__TEXTO FORNECIDO__
########################################
Quer queira, quer não, há que se sofrer. Há uns que sofrem como o bom ladrão, e outros como o mau; ambos sofriam igualmente. Mas um soube tornar os seus sofrimentos meritórios e o outro expirou no desespero mais horrendo.
Há dois modos de sofrer: sofrer amando e sofrer sem amar. Os santos sofriam tudo com paciência, alegria e perseverança, porque amavam. Nós, nós sofremos com cólera, despeito e enfado, porque não amamos. Se amássemos a Deus, seríamos felizes de poder sofrer por amor d'Aquele que se dignou sofrer por nós. No caminho da cruz, meus filhos, só o primeiro passo custa. É o temor das cruzes que é a nossa maior cruz...
########################################
__DADOS FORNECIDOS__
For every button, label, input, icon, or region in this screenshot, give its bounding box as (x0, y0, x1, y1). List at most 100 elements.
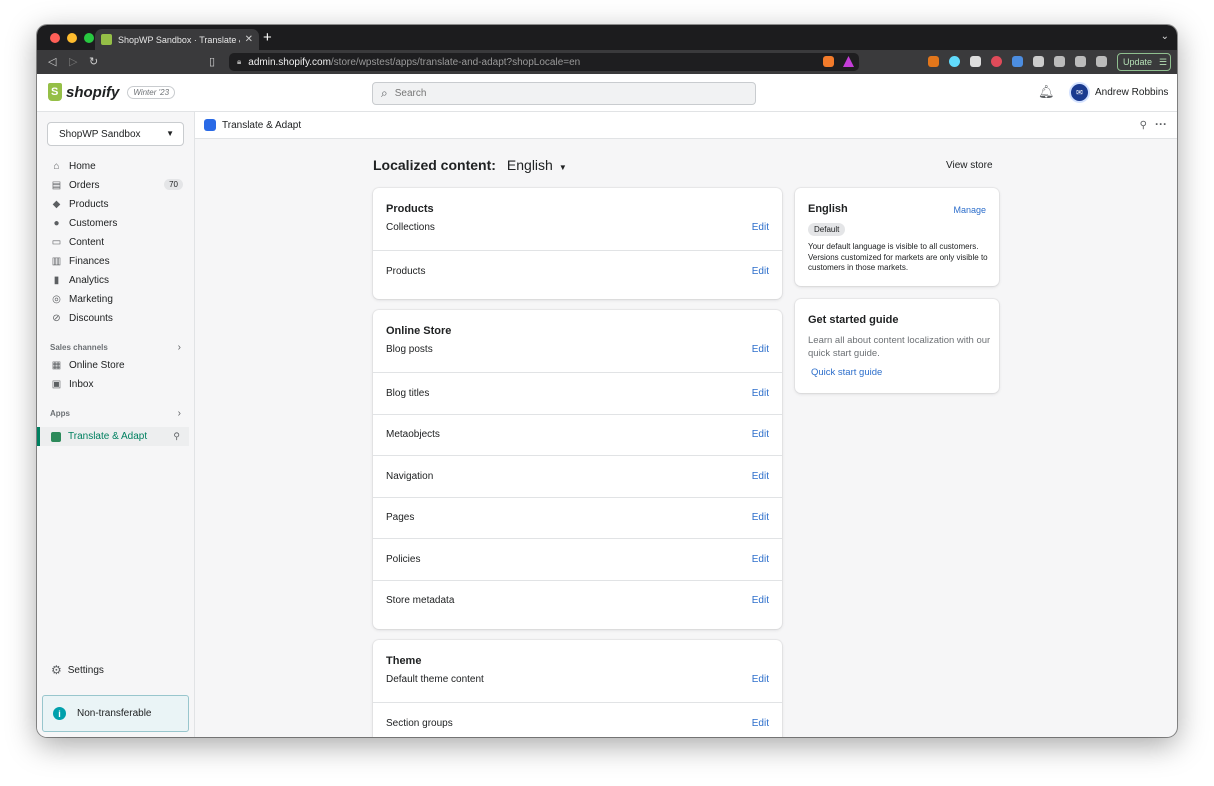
bookmark-icon[interactable]: ▯ (209, 55, 215, 68)
chevron-right-icon[interactable]: › (178, 408, 181, 419)
close-window-button[interactable] (50, 32, 60, 43)
ublock-extension-icon[interactable] (991, 56, 1002, 67)
store-selector[interactable]: ShopWP Sandbox ▼ (47, 122, 184, 146)
user-name[interactable]: Andrew Robbins (1095, 87, 1168, 98)
edit-link[interactable]: Edit (752, 266, 769, 277)
row-label: Products (386, 265, 426, 277)
close-tab-icon[interactable]: ✕ (245, 34, 253, 45)
content-icon: ▭ (51, 237, 62, 248)
quick-start-guide-link[interactable]: Quick start guide (811, 367, 882, 378)
sidebar-item-label: Content (69, 237, 105, 248)
apps-section[interactable]: Apps › (37, 404, 195, 422)
notifications-bell-icon[interactable]: 🔔︎ (1038, 84, 1055, 100)
browser-update-button[interactable]: Update ☰ (1117, 53, 1171, 71)
sidebar-item-orders[interactable]: ▤ Orders 70 (37, 176, 195, 195)
edit-link[interactable]: Edit (752, 471, 769, 482)
edit-link[interactable]: Edit (752, 429, 769, 440)
search-bar[interactable]: ⌕ (372, 82, 756, 105)
caret-down-icon[interactable]: ▼ (559, 163, 567, 172)
address-bar[interactable]: 🔒︎ admin.shopify.com /store/wpstest/apps… (229, 53, 859, 71)
sidebar-item-marketing[interactable]: ◎ Marketing (37, 290, 195, 309)
new-tab-icon[interactable]: + (263, 30, 272, 45)
more-actions-icon[interactable]: ··· (1155, 117, 1167, 131)
edit-link[interactable]: Edit (752, 718, 769, 729)
edit-link[interactable]: Edit (752, 595, 769, 606)
sidebar-toggle-icon[interactable] (1075, 56, 1086, 67)
user-avatar[interactable]: ✉ (1069, 82, 1090, 103)
back-icon[interactable]: ◁ (48, 55, 56, 68)
sales-channels-section[interactable]: Sales channels › (37, 338, 195, 356)
brave-shields-icon[interactable] (823, 56, 834, 67)
menu-icon: ☰ (1159, 56, 1168, 67)
notice-label: Non-transferable (77, 708, 152, 719)
edit-link[interactable]: Edit (752, 554, 769, 565)
language-description: Your default language is visible to all … (808, 242, 988, 272)
pin-icon[interactable]: ⚲ (1140, 120, 1147, 131)
row-label: Pages (386, 512, 415, 524)
browser-tab-active[interactable]: ShopWP Sandbox · Translate & ✕ (95, 29, 259, 50)
target-icon: ◎ (52, 294, 61, 305)
list-item: Collections Edit (373, 222, 782, 250)
edit-link[interactable]: Edit (752, 674, 769, 685)
sidebar-item-label: Analytics (69, 275, 110, 286)
edit-link[interactable]: Edit (752, 388, 769, 399)
metamask-extension-icon[interactable] (928, 56, 939, 67)
bank-icon: ▥ (51, 256, 62, 267)
page-title-text: Localized content: (373, 157, 496, 173)
maximize-window-button[interactable] (84, 32, 94, 43)
language-selector[interactable]: English (507, 157, 553, 173)
row-label: Default theme content (386, 674, 484, 685)
tab-menu-chevron-icon[interactable]: ⌄ (1161, 31, 1169, 42)
sidebar-item-translate-adapt[interactable]: Translate & Adapt ⚲ (37, 427, 189, 446)
gear-icon: ⚙ (51, 663, 62, 677)
forward-icon[interactable]: ▷ (69, 55, 77, 68)
extensions-puzzle-icon[interactable] (1033, 56, 1044, 67)
minimize-window-button[interactable] (67, 32, 77, 43)
non-transferable-notice[interactable]: i Non-transferable (42, 695, 189, 732)
default-badge: Default (808, 223, 846, 236)
sidebar-item-online-store[interactable]: ▦ Online Store (37, 356, 195, 375)
sidebar-item-products[interactable]: ◆ Products (37, 195, 195, 214)
card-title: Online Store (386, 325, 452, 337)
qr-extension-icon[interactable] (970, 56, 981, 67)
theme-card: Theme Default theme content Edit Section… (373, 640, 782, 737)
list-item: Navigation Edit (373, 455, 782, 497)
reading-list-icon[interactable] (1054, 56, 1065, 67)
sidebar-item-discounts[interactable]: ⊘ Discounts (37, 309, 195, 328)
card-title: Theme (386, 655, 422, 667)
chevron-right-icon[interactable]: › (178, 342, 181, 353)
sidebar-item-label: Orders (69, 180, 100, 191)
sidebar-item-label: Discounts (69, 313, 113, 324)
search-input[interactable] (394, 88, 715, 99)
row-label: Store metadata (386, 595, 455, 607)
react-devtools-icon[interactable] (949, 56, 960, 67)
sidebar-item-home[interactable]: ⌂ Home (37, 157, 195, 176)
manage-link[interactable]: Manage (953, 205, 986, 215)
admin-top-bar: shopify Winter '23 ⌕ 🔔︎ ✉ Andrew Robbins (37, 74, 1177, 112)
pin-icon[interactable]: ⚲ (173, 431, 180, 442)
edition-badge[interactable]: Winter '23 (127, 85, 176, 99)
admin-sidebar: ShopWP Sandbox ▼ ⌂ Home ▤ Orders 70 ◆ Pr… (37, 112, 195, 737)
sidebar-item-content[interactable]: ▭ Content (37, 233, 195, 252)
sidebar-item-finances[interactable]: ▥ Finances (37, 252, 195, 271)
caret-down-icon: ▼ (166, 129, 174, 138)
view-store-button[interactable]: View store (946, 160, 993, 171)
row-label: Section groups (386, 717, 453, 729)
reload-icon[interactable]: ↻ (89, 55, 98, 68)
shopify-logo[interactable]: shopify Winter '23 (48, 83, 176, 101)
sidebar-item-analytics[interactable]: ▮ Analytics (37, 271, 195, 290)
logo-wordmark: shopify (66, 83, 120, 101)
wallet-icon[interactable] (1096, 56, 1107, 67)
person-icon: ● (53, 218, 60, 229)
sidebar-item-label: Customers (69, 218, 118, 229)
edit-link[interactable]: Edit (752, 222, 769, 233)
edit-link[interactable]: Edit (752, 512, 769, 523)
sidebar-item-inbox[interactable]: ▣ Inbox (37, 375, 195, 394)
sidebar-item-settings[interactable]: ⚙ Settings (51, 663, 104, 677)
shopify-favicon-icon (101, 34, 112, 45)
row-label: Blog titles (386, 387, 430, 399)
dev-extension-icon[interactable] (1012, 56, 1023, 67)
sidebar-item-customers[interactable]: ● Customers (37, 214, 195, 233)
edit-link[interactable]: Edit (752, 344, 769, 355)
tag-icon: ◆ (52, 199, 61, 210)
########################################
__EXERCÍCIOS__
- A) Segundo o texto fornecido, quais são os dois modos de sofrer?
- B) Traduza para o inglês esta frase do texto fornecido: "No caminho da cruz, meus filhos, só o primeiro passo custa."

__RESPOSTAS__
- A) Sofrer amando e sofrer sem amar.

- B) On the way of the cross, my children, only the first step is hard.